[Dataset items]

━━━

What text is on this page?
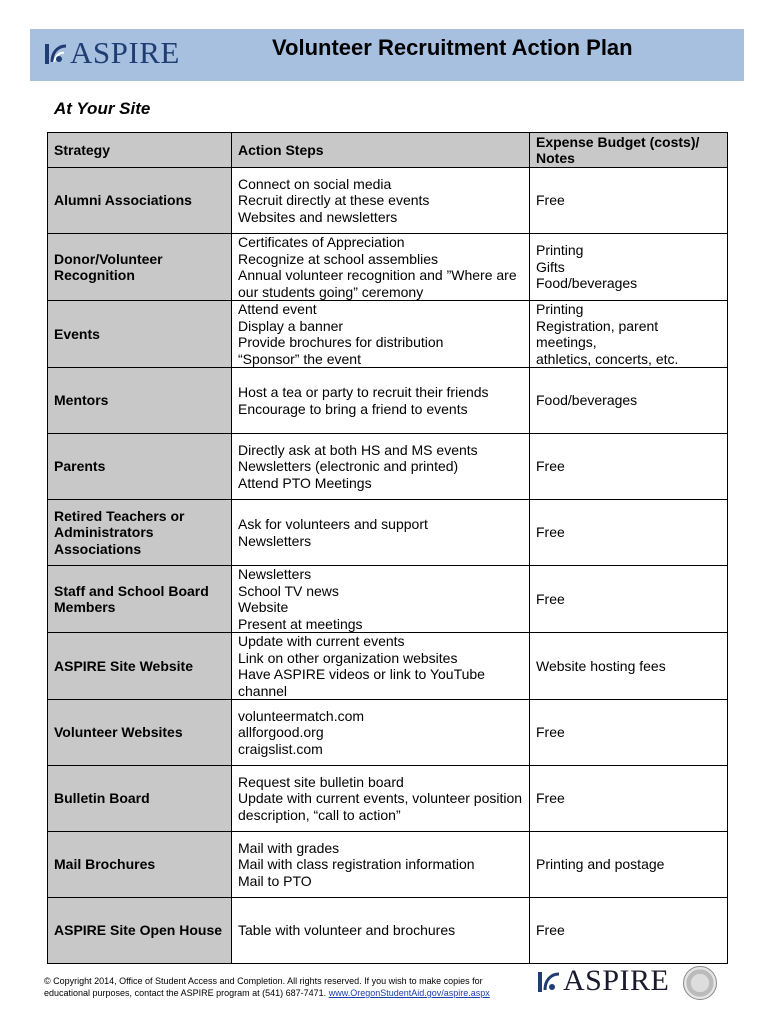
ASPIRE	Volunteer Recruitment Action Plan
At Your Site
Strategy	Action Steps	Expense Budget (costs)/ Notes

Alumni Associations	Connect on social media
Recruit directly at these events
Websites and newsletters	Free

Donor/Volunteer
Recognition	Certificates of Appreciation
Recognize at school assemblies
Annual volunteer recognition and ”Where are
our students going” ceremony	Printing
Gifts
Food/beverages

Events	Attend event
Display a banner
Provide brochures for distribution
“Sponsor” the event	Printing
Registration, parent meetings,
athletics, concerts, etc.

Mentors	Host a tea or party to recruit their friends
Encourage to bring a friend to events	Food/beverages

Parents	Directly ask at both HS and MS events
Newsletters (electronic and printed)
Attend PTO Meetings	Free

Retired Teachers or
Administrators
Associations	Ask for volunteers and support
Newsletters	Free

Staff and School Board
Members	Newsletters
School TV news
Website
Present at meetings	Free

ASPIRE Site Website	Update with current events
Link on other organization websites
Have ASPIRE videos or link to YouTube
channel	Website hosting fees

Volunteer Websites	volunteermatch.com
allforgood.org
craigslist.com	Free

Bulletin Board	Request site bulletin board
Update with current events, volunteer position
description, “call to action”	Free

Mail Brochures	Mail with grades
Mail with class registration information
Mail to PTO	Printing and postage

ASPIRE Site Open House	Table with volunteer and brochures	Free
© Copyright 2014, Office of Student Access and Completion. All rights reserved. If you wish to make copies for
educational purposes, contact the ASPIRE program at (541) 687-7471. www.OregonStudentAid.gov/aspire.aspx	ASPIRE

━━━

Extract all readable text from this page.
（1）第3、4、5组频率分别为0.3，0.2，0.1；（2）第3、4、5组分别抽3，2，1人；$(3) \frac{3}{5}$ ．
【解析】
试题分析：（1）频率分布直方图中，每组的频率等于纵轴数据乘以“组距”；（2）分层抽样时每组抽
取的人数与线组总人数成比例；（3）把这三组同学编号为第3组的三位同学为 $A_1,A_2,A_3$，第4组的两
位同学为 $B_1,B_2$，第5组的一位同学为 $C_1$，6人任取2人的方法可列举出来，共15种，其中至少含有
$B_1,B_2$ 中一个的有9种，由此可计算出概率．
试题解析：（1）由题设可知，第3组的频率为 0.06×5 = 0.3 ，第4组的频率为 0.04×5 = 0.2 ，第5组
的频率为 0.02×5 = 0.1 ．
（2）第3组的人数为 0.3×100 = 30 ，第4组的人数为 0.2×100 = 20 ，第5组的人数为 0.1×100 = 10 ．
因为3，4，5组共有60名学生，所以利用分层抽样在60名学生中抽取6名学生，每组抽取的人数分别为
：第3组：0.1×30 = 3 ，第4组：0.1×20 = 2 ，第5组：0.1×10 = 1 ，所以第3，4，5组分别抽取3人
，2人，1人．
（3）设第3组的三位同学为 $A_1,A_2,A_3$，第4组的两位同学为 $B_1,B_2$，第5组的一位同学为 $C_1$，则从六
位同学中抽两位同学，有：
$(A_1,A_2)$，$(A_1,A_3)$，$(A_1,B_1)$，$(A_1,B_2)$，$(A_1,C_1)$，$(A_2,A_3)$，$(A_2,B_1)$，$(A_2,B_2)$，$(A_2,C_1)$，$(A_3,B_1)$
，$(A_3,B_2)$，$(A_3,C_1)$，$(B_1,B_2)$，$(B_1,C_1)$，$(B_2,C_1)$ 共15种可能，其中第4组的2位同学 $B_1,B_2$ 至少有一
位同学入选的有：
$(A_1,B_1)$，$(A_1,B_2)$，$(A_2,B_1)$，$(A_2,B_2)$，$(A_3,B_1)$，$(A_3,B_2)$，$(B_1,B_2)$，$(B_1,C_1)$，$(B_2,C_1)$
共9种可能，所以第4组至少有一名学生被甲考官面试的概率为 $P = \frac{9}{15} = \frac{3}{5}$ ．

━━━

GOAL OF THE EXERCISE =
Report how many lines of the listing hold the word "frac", with nothing but the number.

EXPECTED ANSWER =
2